YOUR GOAL:
Check each line of the listing below for the string "thêm", and copy the ones that have it.

[Excerpt from a dataset]
++++++
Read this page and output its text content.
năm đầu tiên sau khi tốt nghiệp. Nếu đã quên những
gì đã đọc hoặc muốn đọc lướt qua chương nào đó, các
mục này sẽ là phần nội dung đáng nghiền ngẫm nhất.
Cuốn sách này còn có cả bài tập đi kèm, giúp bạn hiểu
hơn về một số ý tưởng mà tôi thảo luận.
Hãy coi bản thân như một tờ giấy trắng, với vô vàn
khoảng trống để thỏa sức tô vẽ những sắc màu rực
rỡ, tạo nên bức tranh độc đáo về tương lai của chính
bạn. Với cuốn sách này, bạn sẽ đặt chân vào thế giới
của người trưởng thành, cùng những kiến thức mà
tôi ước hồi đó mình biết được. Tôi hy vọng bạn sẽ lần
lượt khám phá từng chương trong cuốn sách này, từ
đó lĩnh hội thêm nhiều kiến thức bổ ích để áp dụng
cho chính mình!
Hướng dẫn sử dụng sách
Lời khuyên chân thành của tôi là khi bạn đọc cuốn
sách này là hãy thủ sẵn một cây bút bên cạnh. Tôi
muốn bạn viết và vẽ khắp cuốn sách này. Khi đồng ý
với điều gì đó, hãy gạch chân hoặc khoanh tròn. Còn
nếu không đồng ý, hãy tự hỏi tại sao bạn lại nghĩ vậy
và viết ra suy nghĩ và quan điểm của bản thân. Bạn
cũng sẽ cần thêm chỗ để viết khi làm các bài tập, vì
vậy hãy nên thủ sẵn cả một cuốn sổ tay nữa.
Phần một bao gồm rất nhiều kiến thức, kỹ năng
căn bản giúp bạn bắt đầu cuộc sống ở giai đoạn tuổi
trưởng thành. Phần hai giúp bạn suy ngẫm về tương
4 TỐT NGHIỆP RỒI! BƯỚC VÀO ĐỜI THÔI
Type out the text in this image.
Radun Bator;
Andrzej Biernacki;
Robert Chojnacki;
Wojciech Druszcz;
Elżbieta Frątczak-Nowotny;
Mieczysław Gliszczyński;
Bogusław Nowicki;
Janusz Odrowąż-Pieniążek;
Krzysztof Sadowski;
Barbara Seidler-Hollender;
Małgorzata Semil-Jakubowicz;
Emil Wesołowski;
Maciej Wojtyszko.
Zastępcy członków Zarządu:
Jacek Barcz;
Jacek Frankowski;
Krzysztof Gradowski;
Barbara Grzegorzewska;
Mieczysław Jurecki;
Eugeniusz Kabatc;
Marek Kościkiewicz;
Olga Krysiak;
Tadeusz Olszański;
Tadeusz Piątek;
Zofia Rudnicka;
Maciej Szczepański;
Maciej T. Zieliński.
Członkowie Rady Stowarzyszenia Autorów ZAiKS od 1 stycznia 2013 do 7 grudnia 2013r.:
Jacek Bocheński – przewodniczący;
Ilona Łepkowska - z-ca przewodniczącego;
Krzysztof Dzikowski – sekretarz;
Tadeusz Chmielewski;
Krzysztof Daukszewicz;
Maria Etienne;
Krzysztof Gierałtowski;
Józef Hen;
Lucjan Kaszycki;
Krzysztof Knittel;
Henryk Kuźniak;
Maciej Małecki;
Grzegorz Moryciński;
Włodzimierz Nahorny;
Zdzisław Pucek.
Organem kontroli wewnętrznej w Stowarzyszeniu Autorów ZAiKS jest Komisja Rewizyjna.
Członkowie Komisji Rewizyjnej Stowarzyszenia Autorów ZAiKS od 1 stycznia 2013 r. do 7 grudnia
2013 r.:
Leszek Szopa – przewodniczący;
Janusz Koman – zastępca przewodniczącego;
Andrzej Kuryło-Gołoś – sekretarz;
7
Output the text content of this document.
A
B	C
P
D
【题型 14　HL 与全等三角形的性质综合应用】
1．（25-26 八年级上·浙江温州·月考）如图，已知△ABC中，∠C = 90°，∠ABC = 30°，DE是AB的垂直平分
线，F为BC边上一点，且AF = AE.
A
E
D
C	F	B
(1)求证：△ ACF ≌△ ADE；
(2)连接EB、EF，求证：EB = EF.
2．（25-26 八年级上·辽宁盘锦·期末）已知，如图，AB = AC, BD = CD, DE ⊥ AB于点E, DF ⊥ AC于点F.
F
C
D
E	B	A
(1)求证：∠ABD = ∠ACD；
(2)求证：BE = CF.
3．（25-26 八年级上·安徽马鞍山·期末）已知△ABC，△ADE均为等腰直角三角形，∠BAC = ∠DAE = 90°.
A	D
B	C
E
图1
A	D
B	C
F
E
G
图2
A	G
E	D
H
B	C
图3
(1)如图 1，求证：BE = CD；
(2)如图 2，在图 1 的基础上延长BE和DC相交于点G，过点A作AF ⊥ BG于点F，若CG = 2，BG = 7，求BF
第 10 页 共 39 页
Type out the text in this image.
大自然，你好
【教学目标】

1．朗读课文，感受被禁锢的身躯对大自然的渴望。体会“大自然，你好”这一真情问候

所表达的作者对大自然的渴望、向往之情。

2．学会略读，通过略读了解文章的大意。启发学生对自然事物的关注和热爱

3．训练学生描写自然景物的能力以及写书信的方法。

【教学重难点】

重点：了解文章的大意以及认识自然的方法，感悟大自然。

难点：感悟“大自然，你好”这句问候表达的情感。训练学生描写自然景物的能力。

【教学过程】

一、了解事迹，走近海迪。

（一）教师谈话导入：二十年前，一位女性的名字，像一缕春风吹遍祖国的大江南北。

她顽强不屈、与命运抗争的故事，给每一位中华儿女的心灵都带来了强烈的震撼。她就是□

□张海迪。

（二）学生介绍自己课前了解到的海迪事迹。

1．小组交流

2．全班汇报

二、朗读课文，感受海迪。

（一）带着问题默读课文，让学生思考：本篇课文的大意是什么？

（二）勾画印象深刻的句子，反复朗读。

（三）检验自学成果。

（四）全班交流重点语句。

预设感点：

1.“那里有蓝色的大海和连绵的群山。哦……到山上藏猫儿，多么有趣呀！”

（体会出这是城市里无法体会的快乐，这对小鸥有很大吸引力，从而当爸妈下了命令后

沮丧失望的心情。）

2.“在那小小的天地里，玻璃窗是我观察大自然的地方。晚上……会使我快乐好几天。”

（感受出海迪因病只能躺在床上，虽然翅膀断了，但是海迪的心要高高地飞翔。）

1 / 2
++++++
THE COMPLETED TASK:
đó lĩnh hội thêm nhiều kiến thức bổ ích để áp dụng
cũng sẽ cần thêm chỗ để viết khi làm các bài tập, vì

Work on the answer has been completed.